Stored data:
— START —

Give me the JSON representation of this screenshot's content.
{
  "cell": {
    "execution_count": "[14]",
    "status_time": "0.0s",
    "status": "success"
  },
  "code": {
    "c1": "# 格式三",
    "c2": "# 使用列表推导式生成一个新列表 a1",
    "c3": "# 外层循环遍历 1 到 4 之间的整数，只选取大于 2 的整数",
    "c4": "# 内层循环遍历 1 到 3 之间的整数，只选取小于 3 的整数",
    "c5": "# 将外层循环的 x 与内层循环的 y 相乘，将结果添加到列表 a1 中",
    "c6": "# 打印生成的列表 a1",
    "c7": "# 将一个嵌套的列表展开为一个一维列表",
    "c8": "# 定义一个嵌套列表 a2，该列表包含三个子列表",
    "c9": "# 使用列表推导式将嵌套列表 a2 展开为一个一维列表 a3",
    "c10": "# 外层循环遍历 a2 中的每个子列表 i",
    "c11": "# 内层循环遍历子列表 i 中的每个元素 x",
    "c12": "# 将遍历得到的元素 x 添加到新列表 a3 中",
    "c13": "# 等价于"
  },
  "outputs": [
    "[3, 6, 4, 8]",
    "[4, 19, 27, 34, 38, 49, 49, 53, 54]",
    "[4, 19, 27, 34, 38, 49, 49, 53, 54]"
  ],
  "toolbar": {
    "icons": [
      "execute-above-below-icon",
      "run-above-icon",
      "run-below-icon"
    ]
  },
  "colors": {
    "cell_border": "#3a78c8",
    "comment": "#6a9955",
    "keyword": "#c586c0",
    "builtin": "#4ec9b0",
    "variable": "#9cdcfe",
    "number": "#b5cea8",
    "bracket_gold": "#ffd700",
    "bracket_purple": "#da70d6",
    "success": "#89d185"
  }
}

— END —

◆ Short problem
Go through the records. Copy each line where "之间的整数" appears.

◆ The solution
    "c3": "# 外层循环遍历 1 到 4 之间的整数，只选取大于 2 的整数",
    "c4": "# 内层循环遍历 1 到 3 之间的整数，只选取小于 3 的整数",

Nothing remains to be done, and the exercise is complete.